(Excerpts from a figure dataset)

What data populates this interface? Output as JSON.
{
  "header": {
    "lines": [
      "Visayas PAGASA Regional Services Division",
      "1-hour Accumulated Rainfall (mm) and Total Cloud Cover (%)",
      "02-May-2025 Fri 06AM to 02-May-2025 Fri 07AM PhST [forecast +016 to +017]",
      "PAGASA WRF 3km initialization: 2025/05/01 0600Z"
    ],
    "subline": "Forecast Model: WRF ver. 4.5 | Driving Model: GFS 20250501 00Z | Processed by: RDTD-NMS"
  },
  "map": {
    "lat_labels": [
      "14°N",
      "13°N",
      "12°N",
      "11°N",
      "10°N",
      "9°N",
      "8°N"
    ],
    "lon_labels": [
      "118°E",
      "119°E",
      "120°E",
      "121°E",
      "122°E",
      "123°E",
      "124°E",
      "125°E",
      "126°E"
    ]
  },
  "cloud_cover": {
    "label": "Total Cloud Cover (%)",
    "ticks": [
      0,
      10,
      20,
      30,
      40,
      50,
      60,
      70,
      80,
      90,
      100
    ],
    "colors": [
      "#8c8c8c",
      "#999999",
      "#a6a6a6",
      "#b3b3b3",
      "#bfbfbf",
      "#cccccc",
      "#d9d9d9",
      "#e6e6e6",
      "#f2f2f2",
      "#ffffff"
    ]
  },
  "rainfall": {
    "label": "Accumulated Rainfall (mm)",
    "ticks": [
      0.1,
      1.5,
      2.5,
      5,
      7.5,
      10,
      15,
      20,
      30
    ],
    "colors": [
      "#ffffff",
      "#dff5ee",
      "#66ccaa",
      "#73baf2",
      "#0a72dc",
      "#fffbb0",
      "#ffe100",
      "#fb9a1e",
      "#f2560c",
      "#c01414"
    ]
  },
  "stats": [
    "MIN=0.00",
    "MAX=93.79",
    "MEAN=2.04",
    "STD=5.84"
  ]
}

The request:
Repeat the listing in full, keeping every line exactly as it is.

Written solution:
What data populates this interface? Output as JSON.
{
  "header": {
    "lines": [
      "Visayas PAGASA Regional Services Division",
      "1-hour Accumulated Rainfall (mm) and Total Cloud Cover (%)",
      "02-May-2025 Fri 06AM to 02-May-2025 Fri 07AM PhST [forecast +016 to +017]",
      "PAGASA WRF 3km initialization: 2025/05/01 0600Z"
    ],
    "subline": "Forecast Model: WRF ver. 4.5 | Driving Model: GFS 20250501 00Z | Processed by: RDTD-NMS"
  },
  "map": {
    "lat_labels": [
      "14°N",
      "13°N",
      "12°N",
      "11°N",
      "10°N",
      "9°N",
      "8°N"
    ],
    "lon_labels": [
      "118°E",
      "119°E",
      "120°E",
      "121°E",
      "122°E",
      "123°E",
      "124°E",
      "125°E",
      "126°E"
    ]
  },
  "cloud_cover": {
    "label": "Total Cloud Cover (%)",
    "ticks": [
      0,
      10,
      20,
      30,
      40,
      50,
      60,
      70,
      80,
      90,
      100
    ],
    "colors": [
      "#8c8c8c",
      "#999999",
      "#a6a6a6",
      "#b3b3b3",
      "#bfbfbf",
      "#cccccc",
      "#d9d9d9",
      "#e6e6e6",
      "#f2f2f2",
      "#ffffff"
    ]
  },
  "rainfall": {
    "label": "Accumulated Rainfall (mm)",
    "ticks": [
      0.1,
      1.5,
      2.5,
      5,
      7.5,
      10,
      15,
      20,
      30
    ],
    "colors": [
      "#ffffff",
      "#dff5ee",
      "#66ccaa",
      "#73baf2",
      "#0a72dc",
      "#fffbb0",
      "#ffe100",
      "#fb9a1e",
      "#f2560c",
      "#c01414"
    ]
  },
  "stats": [
    "MIN=0.00",
    "MAX=93.79",
    "MEAN=2.04",
    "STD=5.84"
  ]
}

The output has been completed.